▶ [What to produce]: Each line that includes "this" counts once; give the total and nothing besides.

▶ [Excerpted records]:

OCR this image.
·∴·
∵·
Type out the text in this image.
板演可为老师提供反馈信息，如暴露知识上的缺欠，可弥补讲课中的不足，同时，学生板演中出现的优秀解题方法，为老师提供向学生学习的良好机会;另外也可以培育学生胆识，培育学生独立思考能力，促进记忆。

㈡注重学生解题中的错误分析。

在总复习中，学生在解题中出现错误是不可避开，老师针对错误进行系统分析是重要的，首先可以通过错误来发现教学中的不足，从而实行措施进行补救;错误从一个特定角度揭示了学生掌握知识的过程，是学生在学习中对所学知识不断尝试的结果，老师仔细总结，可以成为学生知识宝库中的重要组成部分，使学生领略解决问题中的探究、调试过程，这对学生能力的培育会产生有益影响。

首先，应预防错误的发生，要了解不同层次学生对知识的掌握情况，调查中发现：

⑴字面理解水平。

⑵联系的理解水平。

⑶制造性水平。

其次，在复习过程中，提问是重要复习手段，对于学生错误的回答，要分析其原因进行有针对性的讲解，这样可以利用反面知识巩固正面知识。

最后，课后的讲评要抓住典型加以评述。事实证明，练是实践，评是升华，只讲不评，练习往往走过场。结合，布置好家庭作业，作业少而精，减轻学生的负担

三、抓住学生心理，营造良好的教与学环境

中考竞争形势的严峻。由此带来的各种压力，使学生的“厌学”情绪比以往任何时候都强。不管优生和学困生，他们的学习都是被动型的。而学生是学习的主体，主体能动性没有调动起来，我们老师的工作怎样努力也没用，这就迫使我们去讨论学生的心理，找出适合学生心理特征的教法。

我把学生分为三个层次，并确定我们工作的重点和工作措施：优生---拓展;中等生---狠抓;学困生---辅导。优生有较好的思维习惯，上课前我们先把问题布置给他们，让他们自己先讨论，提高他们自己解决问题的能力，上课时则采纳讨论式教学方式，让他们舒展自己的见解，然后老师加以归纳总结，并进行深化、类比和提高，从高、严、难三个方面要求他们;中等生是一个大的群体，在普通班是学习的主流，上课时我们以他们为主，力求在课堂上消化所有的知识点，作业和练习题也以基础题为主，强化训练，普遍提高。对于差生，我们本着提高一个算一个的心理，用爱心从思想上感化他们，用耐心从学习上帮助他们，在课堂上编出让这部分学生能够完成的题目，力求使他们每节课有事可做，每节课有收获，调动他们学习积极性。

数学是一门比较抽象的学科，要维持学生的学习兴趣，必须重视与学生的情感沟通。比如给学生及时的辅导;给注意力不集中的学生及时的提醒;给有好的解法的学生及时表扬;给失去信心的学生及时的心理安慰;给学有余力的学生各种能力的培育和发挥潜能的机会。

▶ [Answer to the task]: 2